■ **The exercise**:
Reproduce every record below exactly as it appears.

■ **Given data**:
Begin
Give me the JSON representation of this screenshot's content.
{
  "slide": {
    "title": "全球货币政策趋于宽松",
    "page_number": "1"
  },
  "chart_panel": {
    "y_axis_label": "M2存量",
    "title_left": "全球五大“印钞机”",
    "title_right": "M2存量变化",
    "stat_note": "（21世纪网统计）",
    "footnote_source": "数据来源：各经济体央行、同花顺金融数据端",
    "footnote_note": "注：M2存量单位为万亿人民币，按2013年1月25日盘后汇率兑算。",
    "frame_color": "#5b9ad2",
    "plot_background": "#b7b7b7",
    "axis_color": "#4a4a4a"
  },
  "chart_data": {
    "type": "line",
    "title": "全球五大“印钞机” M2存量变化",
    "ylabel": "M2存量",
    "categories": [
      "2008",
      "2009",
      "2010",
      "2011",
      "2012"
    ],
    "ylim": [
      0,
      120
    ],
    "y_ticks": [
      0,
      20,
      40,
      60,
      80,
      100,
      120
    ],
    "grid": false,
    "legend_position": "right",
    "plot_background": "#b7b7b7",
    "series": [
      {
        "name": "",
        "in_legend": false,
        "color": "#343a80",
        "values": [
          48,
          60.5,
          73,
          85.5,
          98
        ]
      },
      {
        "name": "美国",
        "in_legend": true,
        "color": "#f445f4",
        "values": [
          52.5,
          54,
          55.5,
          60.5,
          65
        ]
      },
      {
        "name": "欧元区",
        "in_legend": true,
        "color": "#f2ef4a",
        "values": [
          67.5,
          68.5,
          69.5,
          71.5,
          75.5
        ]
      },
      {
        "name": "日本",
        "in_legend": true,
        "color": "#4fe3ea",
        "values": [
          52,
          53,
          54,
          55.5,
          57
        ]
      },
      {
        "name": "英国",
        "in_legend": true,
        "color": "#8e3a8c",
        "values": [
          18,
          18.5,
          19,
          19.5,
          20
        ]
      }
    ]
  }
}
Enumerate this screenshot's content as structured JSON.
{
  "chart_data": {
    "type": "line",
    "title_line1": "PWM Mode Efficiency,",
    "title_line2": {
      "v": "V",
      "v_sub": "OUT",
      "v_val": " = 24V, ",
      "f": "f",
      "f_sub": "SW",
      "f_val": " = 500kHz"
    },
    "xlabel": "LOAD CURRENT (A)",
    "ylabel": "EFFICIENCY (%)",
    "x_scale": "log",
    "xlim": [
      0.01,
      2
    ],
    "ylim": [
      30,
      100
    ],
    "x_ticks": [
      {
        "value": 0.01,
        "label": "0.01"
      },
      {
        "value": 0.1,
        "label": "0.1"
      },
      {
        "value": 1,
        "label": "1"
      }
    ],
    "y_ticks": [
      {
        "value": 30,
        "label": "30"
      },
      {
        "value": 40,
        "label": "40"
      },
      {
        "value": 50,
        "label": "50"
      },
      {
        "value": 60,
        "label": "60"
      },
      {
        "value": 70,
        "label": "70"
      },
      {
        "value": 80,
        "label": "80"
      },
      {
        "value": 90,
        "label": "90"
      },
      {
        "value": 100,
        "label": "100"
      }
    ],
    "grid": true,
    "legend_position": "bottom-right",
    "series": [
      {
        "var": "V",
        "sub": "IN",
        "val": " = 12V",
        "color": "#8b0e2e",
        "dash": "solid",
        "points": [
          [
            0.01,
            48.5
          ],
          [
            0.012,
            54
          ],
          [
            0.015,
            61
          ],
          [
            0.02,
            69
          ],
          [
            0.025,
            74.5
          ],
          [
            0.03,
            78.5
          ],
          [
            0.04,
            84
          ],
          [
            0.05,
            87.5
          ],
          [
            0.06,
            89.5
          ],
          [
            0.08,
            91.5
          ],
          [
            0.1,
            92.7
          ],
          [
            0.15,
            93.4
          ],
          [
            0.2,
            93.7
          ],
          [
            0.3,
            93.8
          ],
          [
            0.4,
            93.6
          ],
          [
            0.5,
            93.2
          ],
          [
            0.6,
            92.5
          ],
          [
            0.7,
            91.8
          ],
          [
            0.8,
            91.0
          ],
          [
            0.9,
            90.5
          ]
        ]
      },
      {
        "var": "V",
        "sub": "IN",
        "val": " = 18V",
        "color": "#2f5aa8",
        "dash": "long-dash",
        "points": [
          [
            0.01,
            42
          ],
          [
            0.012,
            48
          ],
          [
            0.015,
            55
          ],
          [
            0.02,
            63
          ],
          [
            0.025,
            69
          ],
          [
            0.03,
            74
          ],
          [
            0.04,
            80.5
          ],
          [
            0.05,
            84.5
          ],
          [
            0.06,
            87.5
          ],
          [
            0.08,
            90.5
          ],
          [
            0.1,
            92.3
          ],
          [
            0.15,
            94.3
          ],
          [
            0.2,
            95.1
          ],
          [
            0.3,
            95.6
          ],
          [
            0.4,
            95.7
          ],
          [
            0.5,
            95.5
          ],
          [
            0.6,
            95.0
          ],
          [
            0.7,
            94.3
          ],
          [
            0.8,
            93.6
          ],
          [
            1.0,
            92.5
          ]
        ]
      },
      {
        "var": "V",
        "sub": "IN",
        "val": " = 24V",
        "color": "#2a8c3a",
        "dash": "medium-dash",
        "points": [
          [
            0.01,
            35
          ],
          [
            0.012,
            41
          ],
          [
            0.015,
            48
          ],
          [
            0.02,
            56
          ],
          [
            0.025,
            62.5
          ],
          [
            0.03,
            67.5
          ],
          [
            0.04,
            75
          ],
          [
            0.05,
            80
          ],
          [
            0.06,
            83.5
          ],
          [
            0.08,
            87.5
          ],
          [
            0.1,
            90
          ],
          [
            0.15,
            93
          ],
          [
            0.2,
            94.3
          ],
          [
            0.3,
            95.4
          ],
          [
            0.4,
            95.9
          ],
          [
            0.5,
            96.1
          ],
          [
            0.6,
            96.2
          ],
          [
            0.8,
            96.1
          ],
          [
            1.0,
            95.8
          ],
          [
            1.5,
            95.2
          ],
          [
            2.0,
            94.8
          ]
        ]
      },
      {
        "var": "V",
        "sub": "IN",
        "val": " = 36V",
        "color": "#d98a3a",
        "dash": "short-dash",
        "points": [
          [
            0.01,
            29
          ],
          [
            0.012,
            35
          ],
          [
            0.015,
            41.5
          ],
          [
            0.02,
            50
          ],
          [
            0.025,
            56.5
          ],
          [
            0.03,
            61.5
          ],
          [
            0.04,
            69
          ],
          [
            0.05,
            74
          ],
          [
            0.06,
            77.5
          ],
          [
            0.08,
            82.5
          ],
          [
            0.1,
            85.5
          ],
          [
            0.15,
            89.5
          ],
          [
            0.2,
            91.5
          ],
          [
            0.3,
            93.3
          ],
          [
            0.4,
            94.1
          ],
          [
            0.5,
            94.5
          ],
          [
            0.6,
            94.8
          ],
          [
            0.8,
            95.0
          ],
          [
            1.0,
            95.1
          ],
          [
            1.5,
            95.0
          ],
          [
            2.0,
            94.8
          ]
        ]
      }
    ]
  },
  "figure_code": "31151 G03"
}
End
■ **Output of the exercise**:
Give me the JSON representation of this screenshot's content.
{
  "slide": {
    "title": "全球货币政策趋于宽松",
    "page_number": "1"
  },
  "chart_panel": {
    "y_axis_label": "M2存量",
    "title_left": "全球五大“印钞机”",
    "title_right": "M2存量变化",
    "stat_note": "（21世纪网统计）",
    "footnote_source": "数据来源：各经济体央行、同花顺金融数据端",
    "footnote_note": "注：M2存量单位为万亿人民币，按2013年1月25日盘后汇率兑算。",
    "frame_color": "#5b9ad2",
    "plot_background": "#b7b7b7",
    "axis_color": "#4a4a4a"
  },
  "chart_data": {
    "type": "line",
    "title": "全球五大“印钞机” M2存量变化",
    "ylabel": "M2存量",
    "categories": [
      "2008",
      "2009",
      "2010",
      "2011",
      "2012"
    ],
    "ylim": [
      0,
      120
    ],
    "y_ticks": [
      0,
      20,
      40,
      60,
      80,
      100,
      120
    ],
    "grid": false,
    "legend_position": "right",
    "plot_background": "#b7b7b7",
    "series": [
      {
        "name": "",
        "in_legend": false,
        "color": "#343a80",
        "values": [
          48,
          60.5,
          73,
          85.5,
          98
        ]
      },
      {
        "name": "美国",
        "in_legend": true,
        "color": "#f445f4",
        "values": [
          52.5,
          54,
          55.5,
          60.5,
          65
        ]
      },
      {
        "name": "欧元区",
        "in_legend": true,
        "color": "#f2ef4a",
        "values": [
          67.5,
          68.5,
          69.5,
          71.5,
          75.5
        ]
      },
      {
        "name": "日本",
        "in_legend": true,
        "color": "#4fe3ea",
        "values": [
          52,
          53,
          54,
          55.5,
          57
        ]
      },
      {
        "name": "英国",
        "in_legend": true,
        "color": "#8e3a8c",
        "values": [
          18,
          18.5,
          19,
          19.5,
          20
        ]
      }
    ]
  }
}
Enumerate this screenshot's content as structured JSON.
{
  "chart_data": {
    "type": "line",
    "title_line1": "PWM Mode Efficiency,",
    "title_line2": {
      "v": "V",
      "v_sub": "OUT",
      "v_val": " = 24V, ",
      "f": "f",
      "f_sub": "SW",
      "f_val": " = 500kHz"
    },
    "xlabel": "LOAD CURRENT (A)",
    "ylabel": "EFFICIENCY (%)",
    "x_scale": "log",
    "xlim": [
      0.01,
      2
    ],
    "ylim": [
      30,
      100
    ],
    "x_ticks": [
      {
        "value": 0.01,
        "label": "0.01"
      },
      {
        "value": 0.1,
        "label": "0.1"
      },
      {
        "value": 1,
        "label": "1"
      }
    ],
    "y_ticks": [
      {
        "value": 30,
        "label": "30"
      },
      {
        "value": 40,
        "label": "40"
      },
      {
        "value": 50,
        "label": "50"
      },
      {
        "value": 60,
        "label": "60"
      },
      {
        "value": 70,
        "label": "70"
      },
      {
        "value": 80,
        "label": "80"
      },
      {
        "value": 90,
        "label": "90"
      },
      {
        "value": 100,
        "label": "100"
      }
    ],
    "grid": true,
    "legend_position": "bottom-right",
    "series": [
      {
        "var": "V",
        "sub": "IN",
        "val": " = 12V",
        "color": "#8b0e2e",
        "dash": "solid",
        "points": [
          [
            0.01,
            48.5
          ],
          [
            0.012,
            54
          ],
          [
            0.015,
            61
          ],
          [
            0.02,
            69
          ],
          [
            0.025,
            74.5
          ],
          [
            0.03,
            78.5
          ],
          [
            0.04,
            84
          ],
          [
            0.05,
            87.5
          ],
          [
            0.06,
            89.5
          ],
          [
            0.08,
            91.5
          ],
          [
            0.1,
            92.7
          ],
          [
            0.15,
            93.4
          ],
          [
            0.2,
            93.7
          ],
          [
            0.3,
            93.8
          ],
          [
            0.4,
            93.6
          ],
          [
            0.5,
            93.2
          ],
          [
            0.6,
            92.5
          ],
          [
            0.7,
            91.8
          ],
          [
            0.8,
            91.0
          ],
          [
            0.9,
            90.5
          ]
        ]
      },
      {
        "var": "V",
        "sub": "IN",
        "val": " = 18V",
        "color": "#2f5aa8",
        "dash": "long-dash",
        "points": [
          [
            0.01,
            42
          ],
          [
            0.012,
            48
          ],
          [
            0.015,
            55
          ],
          [
            0.02,
            63
          ],
          [
            0.025,
            69
          ],
          [
            0.03,
            74
          ],
          [
            0.04,
            80.5
          ],
          [
            0.05,
            84.5
          ],
          [
            0.06,
            87.5
          ],
          [
            0.08,
            90.5
          ],
          [
            0.1,
            92.3
          ],
          [
            0.15,
            94.3
          ],
          [
            0.2,
            95.1
          ],
          [
            0.3,
            95.6
          ],
          [
            0.4,
            95.7
          ],
          [
            0.5,
            95.5
          ],
          [
            0.6,
            95.0
          ],
          [
            0.7,
            94.3
          ],
          [
            0.8,
            93.6
          ],
          [
            1.0,
            92.5
          ]
        ]
      },
      {
        "var": "V",
        "sub": "IN",
        "val": " = 24V",
        "color": "#2a8c3a",
        "dash": "medium-dash",
        "points": [
          [
            0.01,
            35
          ],
          [
            0.012,
            41
          ],
          [
            0.015,
            48
          ],
          [
            0.02,
            56
          ],
          [
            0.025,
            62.5
          ],
          [
            0.03,
            67.5
          ],
          [
            0.04,
            75
          ],
          [
            0.05,
            80
          ],
          [
            0.06,
            83.5
          ],
          [
            0.08,
            87.5
          ],
          [
            0.1,
            90
          ],
          [
            0.15,
            93
          ],
          [
            0.2,
            94.3
          ],
          [
            0.3,
            95.4
          ],
          [
            0.4,
            95.9
          ],
          [
            0.5,
            96.1
          ],
          [
            0.6,
            96.2
          ],
          [
            0.8,
            96.1
          ],
          [
            1.0,
            95.8
          ],
          [
            1.5,
            95.2
          ],
          [
            2.0,
            94.8
          ]
        ]
      },
      {
        "var": "V",
        "sub": "IN",
        "val": " = 36V",
        "color": "#d98a3a",
        "dash": "short-dash",
        "points": [
          [
            0.01,
            29
          ],
          [
            0.012,
            35
          ],
          [
            0.015,
            41.5
          ],
          [
            0.02,
            50
          ],
          [
            0.025,
            56.5
          ],
          [
            0.03,
            61.5
          ],
          [
            0.04,
            69
          ],
          [
            0.05,
            74
          ],
          [
            0.06,
            77.5
          ],
          [
            0.08,
            82.5
          ],
          [
            0.1,
            85.5
          ],
          [
            0.15,
            89.5
          ],
          [
            0.2,
            91.5
          ],
          [
            0.3,
            93.3
          ],
          [
            0.4,
            94.1
          ],
          [
            0.5,
            94.5
          ],
          [
            0.6,
            94.8
          ],
          [
            0.8,
            95.0
          ],
          [
            1.0,
            95.1
          ],
          [
            1.5,
            95.0
          ],
          [
            2.0,
            94.8
          ]
        ]
      }
    ]
  },
  "figure_code": "31151 G03"
}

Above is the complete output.